> **GEZEIGTER AUSZUG**:
───
Plötzlich die Erlösung! Wir entdecken einen Buckelwal! Eine Majestät von Tier. So gigantisch und trotzdem so elegant. Der ganze Schmerz scheint vergessen. Dieser Anblick bringt Freude und Wärme! Die Zeit vergeht wie im Flug und doch verfolgen wir eine Stunde lang den Kurs des Buckelwales. Ein Traum geht in Erfüllung. Ich kann einen Wal in freier Natur sehen. Ich bin glücklich!

Die Rückfahrt verbringen wir im warmen Inneren des Schiffs. Die meisten Reisenden liegen hier mit den Köpfen auf den Tischen. Die Nebenwirkung der Tablette war für sie zu stark. Die Kotztüten werden zum Kopfkissen umfunktioniert. Ein herrlicher Anblick! Begleitet wird das Schauspiel von einem Vortrag zum Thema Wale, Walbeobachtung und Walfang. Was ich von Walfang halte, ist bestimmt ersichtlich.

Eine Möwe fliegt über die glatte Wasseroberfläche eines stillen Ozeans.
Vogelfotografie hat auch was
Ein Buckelwal taucht in einem ruhigen Ozean auf, während ein Wasserstrahl aus seinem Blasloch austritt.
Was für ein Erlebnis!
Ein Buckelwal taucht aus dem Wasser und zeigt seine Fluke während einer Walbeobachtungstour auf dem Ozean.
Warum sollte man so eine Schönheit essen?
Ein Buckelwal taucht in einem ruhigen Ozean auf, seine Schwanzflosse ist sichtbar.
Und tschüss!

Wir sitzen im Auto und fahren Richtung Süden. Wir nehmen morgen den ersten Flug nach Deutschland. Unser geliebtes Auto müssen wir heute Abend am Flughafen Keflavik abgeben. Der geplatzte Traum meiner Freundin – die Blaue Lagune – liegt nicht unweit des Flughafens. Sie möchte ihren Traum zumindest sehen, wenn sie schon nicht darin badet. Und ich habe da noch eine andere Idee.

Wir fahren auf die Straße Richtung Blaue Lagune. Unmittelbar nachdem wir das Gefahrengebiet erreichen, vibriert unser Handy. Es ist eine automatisierte Warn-SMS, die uns meldet, dass wir in einem Vulkangebiet sind und wir wachsam sein sollen. Unsere Vorsicht scheint tatsächlich nicht unbegründet zu sein.

Überall dampft es. Das ist nicht der Vulkan. Im Land von Eis und Feuer brodelt es auf natürliche Art und Weise. Neben der Blauen Lagune liegt ein Geothermie-Kraftwerk. Der heiße Dampf wird genutzt. Die heißen Quellen speisen die Blaue Lagune auch mit der Wärme. Das blaue Wasser liefert der Boden. Schuld daran hat der Salzgehalt des Wassers. Deshalb ist es so gut für die Haut. Zumindest behaupten das die Isländer. Während ich das Dampfspektakel in der kargen Landschaft genieße, verfällt meine Freundin der Schönheit des blauen Wassers. Sie verflucht und beleidigt den Vulkan. Wenn er schon ausbricht, soll er wenigstens den Flugverkehr lahmlegen, damit sie hier länger bleiben kann. Zornig schaut sie auf den Vulkan. Meine Bemerkung, so schlimm sei es ja nicht, ich war hier bereits baden, trägt nicht zur Ermunterung bei. Sie sieht ihren blauen Traum und schwört sich, sie kommt wieder. Ich betrachte den Vulkan währenddessen und versinke in die Tiefen meiner Faszination.
───
> **SCHRIFTLICHE AUFGABE A**: Was liegt laut dem Auszug über die Islandreise neben der Blauen Lagune?
Der Auszug und die Datensätze stammen aus unterschiedlichen Quellen.
───
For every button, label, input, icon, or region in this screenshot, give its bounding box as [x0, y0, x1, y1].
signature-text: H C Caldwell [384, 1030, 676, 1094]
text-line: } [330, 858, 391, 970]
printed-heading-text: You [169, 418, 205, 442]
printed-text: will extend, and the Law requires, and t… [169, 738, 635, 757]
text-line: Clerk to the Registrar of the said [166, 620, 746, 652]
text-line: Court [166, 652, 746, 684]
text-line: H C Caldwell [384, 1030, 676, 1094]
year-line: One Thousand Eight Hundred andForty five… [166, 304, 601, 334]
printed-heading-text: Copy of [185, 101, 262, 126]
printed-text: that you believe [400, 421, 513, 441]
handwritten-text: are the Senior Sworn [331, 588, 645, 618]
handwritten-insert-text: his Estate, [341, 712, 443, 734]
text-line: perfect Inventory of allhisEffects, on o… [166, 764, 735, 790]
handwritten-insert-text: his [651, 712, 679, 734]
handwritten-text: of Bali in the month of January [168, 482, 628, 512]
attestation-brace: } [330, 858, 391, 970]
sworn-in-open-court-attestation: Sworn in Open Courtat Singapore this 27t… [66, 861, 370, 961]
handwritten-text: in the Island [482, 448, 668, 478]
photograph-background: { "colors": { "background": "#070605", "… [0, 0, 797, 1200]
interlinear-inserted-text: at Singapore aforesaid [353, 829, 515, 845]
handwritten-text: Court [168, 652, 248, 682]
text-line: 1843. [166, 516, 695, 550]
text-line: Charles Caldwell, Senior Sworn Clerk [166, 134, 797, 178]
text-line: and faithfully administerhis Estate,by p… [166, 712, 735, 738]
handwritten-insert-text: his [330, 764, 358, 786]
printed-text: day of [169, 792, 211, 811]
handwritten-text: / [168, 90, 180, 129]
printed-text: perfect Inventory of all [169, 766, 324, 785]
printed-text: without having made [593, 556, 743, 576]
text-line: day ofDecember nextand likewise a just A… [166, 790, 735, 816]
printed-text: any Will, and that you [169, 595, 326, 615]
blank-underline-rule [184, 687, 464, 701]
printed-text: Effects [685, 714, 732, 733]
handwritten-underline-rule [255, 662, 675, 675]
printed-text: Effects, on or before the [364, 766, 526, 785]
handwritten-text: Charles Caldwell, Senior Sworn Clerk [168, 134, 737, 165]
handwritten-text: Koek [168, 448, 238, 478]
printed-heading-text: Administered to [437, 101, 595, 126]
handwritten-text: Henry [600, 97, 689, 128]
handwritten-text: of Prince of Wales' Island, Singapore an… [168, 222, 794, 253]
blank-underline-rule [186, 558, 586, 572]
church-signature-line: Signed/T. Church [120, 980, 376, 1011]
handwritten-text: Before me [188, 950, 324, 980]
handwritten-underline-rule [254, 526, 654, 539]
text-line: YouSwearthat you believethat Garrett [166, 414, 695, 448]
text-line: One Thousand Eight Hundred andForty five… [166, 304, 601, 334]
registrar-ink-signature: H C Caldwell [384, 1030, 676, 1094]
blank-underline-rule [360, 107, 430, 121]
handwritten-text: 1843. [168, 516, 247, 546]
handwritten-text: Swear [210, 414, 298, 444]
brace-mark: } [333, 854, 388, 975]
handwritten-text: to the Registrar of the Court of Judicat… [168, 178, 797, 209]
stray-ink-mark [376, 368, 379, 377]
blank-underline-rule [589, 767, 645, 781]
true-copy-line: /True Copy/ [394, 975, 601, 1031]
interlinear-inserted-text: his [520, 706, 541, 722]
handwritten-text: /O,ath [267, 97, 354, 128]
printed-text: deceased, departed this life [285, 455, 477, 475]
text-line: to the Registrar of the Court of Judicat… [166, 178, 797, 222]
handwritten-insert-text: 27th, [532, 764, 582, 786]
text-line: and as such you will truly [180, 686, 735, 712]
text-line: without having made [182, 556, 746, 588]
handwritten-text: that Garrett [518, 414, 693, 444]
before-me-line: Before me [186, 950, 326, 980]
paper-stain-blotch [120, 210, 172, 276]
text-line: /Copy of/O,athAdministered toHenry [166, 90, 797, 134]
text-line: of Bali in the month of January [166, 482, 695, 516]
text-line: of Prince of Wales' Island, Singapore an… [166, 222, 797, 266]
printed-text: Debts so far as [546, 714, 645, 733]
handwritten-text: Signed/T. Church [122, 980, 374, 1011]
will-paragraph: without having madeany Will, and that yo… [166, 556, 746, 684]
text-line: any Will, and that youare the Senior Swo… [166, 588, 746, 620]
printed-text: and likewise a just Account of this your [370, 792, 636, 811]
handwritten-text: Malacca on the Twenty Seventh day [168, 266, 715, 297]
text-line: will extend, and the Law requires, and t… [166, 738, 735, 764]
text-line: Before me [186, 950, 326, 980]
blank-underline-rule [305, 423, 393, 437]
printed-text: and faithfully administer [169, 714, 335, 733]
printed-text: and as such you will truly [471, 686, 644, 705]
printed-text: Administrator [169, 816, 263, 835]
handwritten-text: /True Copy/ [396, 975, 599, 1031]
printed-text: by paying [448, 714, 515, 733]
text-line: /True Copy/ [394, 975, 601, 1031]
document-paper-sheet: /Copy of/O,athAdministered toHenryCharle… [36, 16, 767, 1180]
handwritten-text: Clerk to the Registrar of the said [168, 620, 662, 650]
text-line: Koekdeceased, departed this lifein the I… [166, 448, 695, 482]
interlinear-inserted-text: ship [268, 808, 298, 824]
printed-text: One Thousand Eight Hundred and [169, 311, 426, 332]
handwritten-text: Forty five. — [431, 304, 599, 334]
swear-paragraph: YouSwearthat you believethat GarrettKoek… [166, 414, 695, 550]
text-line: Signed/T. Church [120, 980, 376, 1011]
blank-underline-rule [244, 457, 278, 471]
───
> **SCHRIFTLICHE AUFGABE B**: Ordne alles vom Anfang der Datensätze bis einschließlich der Zeile, die „handwritten-underline-rule [255, 662, 675, 675]“ enthält, als nummerierte Liste an und lass dabei Leerzeilen weg.

> **VOLLSTÄNDIGE ANTWORT A**: Ein Geothermie-Kraftwerk.

> **VOLLSTÄNDIGE ANTWORT B**:
1. For every button, label, input, icon, or region in this screenshot, give its bounding box as [x0, y0, x1, y1].
2. signature-text: H C Caldwell [384, 1030, 676, 1094]
3. text-line: } [330, 858, 391, 970]
4. printed-heading-text: You [169, 418, 205, 442]
5. printed-text: will extend, and the Law requires, and t… [169, 738, 635, 757]
6. text-line: Clerk to the Registrar of the said [166, 620, 746, 652]
7. text-line: Court [166, 652, 746, 684]
8. text-line: H C Caldwell [384, 1030, 676, 1094]
9. year-line: One Thousand Eight Hundred andForty five… [166, 304, 601, 334]
10. printed-heading-text: Copy of [185, 101, 262, 126]
11. printed-text: that you believe [400, 421, 513, 441]
12. handwritten-text: are the Senior Sworn [331, 588, 645, 618]
13. handwritten-insert-text: his Estate, [341, 712, 443, 734]
14. text-line: perfect Inventory of allhisEffects, on o… [166, 764, 735, 790]
15. handwritten-insert-text: his [651, 712, 679, 734]
16. handwritten-text: of Bali in the month of January [168, 482, 628, 512]
17. attestation-brace: } [330, 858, 391, 970]
18. sworn-in-open-court-attestation: Sworn in Open Courtat Singapore this 27t… [66, 861, 370, 961]
19. handwritten-text: in the Island [482, 448, 668, 478]
20. photograph-background: { "colors": { "background": "#070605", "… [0, 0, 797, 1200]
21. interlinear-inserted-text: at Singapore aforesaid [353, 829, 515, 845]
22. handwritten-text: Court [168, 652, 248, 682]
23. text-line: 1843. [166, 516, 695, 550]
24. text-line: Charles Caldwell, Senior Sworn Clerk [166, 134, 797, 178]
25. text-line: and faithfully administerhis Estate,by p… [166, 712, 735, 738]
26. handwritten-insert-text: his [330, 764, 358, 786]
27. printed-text: day of [169, 792, 211, 811]
28. handwritten-text: / [168, 90, 180, 129]
29. printed-text: perfect Inventory of all [169, 766, 324, 785]
30. printed-text: without having made [593, 556, 743, 576]
31. text-line: day ofDecember nextand likewise a just A… [166, 790, 735, 816]
32. printed-text: any Will, and that you [169, 595, 326, 615]
33. blank-underline-rule [184, 687, 464, 701]
34. printed-text: Effects [685, 714, 732, 733]
35. handwritten-underline-rule [255, 662, 675, 675]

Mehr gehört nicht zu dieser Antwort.